Extract every record, keeping each one exactly as it is.

—————

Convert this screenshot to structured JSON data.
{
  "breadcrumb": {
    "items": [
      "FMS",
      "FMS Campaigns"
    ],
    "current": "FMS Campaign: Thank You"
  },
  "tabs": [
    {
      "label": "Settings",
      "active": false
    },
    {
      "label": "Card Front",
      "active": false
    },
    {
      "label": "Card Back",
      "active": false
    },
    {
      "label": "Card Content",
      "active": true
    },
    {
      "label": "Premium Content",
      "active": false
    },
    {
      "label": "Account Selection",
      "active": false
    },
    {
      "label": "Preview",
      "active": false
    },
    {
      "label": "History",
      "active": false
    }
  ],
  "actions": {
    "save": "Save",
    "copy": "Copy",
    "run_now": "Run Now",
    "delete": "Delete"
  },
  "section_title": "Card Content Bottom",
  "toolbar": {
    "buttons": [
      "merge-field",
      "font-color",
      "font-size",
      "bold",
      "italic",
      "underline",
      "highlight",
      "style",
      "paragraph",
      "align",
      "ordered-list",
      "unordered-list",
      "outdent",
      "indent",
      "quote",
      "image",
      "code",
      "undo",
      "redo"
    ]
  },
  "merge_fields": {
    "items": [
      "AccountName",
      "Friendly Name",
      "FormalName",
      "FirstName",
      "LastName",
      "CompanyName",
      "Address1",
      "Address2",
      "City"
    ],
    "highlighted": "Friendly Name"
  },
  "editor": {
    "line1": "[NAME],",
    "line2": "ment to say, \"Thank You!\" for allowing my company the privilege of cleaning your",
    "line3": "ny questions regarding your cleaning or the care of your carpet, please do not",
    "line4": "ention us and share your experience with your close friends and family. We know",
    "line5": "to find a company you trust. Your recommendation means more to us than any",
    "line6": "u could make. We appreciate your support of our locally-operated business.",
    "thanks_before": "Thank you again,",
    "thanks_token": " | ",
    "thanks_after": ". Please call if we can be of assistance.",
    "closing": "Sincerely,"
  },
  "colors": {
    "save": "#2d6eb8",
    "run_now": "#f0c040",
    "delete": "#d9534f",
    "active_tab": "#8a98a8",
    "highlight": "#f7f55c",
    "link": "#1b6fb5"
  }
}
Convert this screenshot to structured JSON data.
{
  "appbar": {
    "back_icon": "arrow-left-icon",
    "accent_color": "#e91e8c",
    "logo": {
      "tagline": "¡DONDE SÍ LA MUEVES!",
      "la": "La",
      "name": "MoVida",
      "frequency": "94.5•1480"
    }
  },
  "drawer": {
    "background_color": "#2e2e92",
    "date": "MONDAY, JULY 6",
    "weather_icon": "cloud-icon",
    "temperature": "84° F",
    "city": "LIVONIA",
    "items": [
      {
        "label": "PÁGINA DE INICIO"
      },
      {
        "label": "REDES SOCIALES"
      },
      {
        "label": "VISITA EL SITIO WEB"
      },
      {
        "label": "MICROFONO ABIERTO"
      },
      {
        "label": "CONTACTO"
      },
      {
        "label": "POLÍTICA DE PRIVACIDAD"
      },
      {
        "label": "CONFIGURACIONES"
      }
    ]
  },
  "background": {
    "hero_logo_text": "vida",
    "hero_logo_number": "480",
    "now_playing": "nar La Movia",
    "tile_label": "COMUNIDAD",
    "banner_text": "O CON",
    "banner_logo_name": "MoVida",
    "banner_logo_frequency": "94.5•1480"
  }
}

—————

▸ IN RESPONSE:
Convert this screenshot to structured JSON data.
{
  "breadcrumb": {
    "items": [
      "FMS",
      "FMS Campaigns"
    ],
    "current": "FMS Campaign: Thank You"
  },
  "tabs": [
    {
      "label": "Settings",
      "active": false
    },
    {
      "label": "Card Front",
      "active": false
    },
    {
      "label": "Card Back",
      "active": false
    },
    {
      "label": "Card Content",
      "active": true
    },
    {
      "label": "Premium Content",
      "active": false
    },
    {
      "label": "Account Selection",
      "active": false
    },
    {
      "label": "Preview",
      "active": false
    },
    {
      "label": "History",
      "active": false
    }
  ],
  "actions": {
    "save": "Save",
    "copy": "Copy",
    "run_now": "Run Now",
    "delete": "Delete"
  },
  "section_title": "Card Content Bottom",
  "toolbar": {
    "buttons": [
      "merge-field",
      "font-color",
      "font-size",
      "bold",
      "italic",
      "underline",
      "highlight",
      "style",
      "paragraph",
      "align",
      "ordered-list",
      "unordered-list",
      "outdent",
      "indent",
      "quote",
      "image",
      "code",
      "undo",
      "redo"
    ]
  },
  "merge_fields": {
    "items": [
      "AccountName",
      "Friendly Name",
      "FormalName",
      "FirstName",
      "LastName",
      "CompanyName",
      "Address1",
      "Address2",
      "City"
    ],
    "highlighted": "Friendly Name"
  },
  "editor": {
    "line1": "[NAME],",
    "line2": "ment to say, \"Thank You!\" for allowing my company the privilege of cleaning your",
    "line3": "ny questions regarding your cleaning or the care of your carpet, please do not",
    "line4": "ention us and share your experience with your close friends and family. We know",
    "line5": "to find a company you trust. Your recommendation means more to us than any",
    "line6": "u could make. We appreciate your support of our locally-operated business.",
    "thanks_before": "Thank you again,",
    "thanks_token": " | ",
    "thanks_after": ". Please call if we can be of assistance.",
    "closing": "Sincerely,"
  },
  "colors": {
    "save": "#2d6eb8",
    "run_now": "#f0c040",
    "delete": "#d9534f",
    "active_tab": "#8a98a8",
    "highlight": "#f7f55c",
    "link": "#1b6fb5"
  }
}
Convert this screenshot to structured JSON data.
{
  "appbar": {
    "back_icon": "arrow-left-icon",
    "accent_color": "#e91e8c",
    "logo": {
      "tagline": "¡DONDE SÍ LA MUEVES!",
      "la": "La",
      "name": "MoVida",
      "frequency": "94.5•1480"
    }
  },
  "drawer": {
    "background_color": "#2e2e92",
    "date": "MONDAY, JULY 6",
    "weather_icon": "cloud-icon",
    "temperature": "84° F",
    "city": "LIVONIA",
    "items": [
      {
        "label": "PÁGINA DE INICIO"
      },
      {
        "label": "REDES SOCIALES"
      },
      {
        "label": "VISITA EL SITIO WEB"
      },
      {
        "label": "MICROFONO ABIERTO"
      },
      {
        "label": "CONTACTO"
      },
      {
        "label": "POLÍTICA DE PRIVACIDAD"
      },
      {
        "label": "CONFIGURACIONES"
      }
    ]
  },
  "background": {
    "hero_logo_text": "vida",
    "hero_logo_number": "480",
    "now_playing": "nar La Movia",
    "tile_label": "COMUNIDAD",
    "banner_text": "O CON",
    "banner_logo_name": "MoVida",
    "banner_logo_frequency": "94.5•1480"
  }
}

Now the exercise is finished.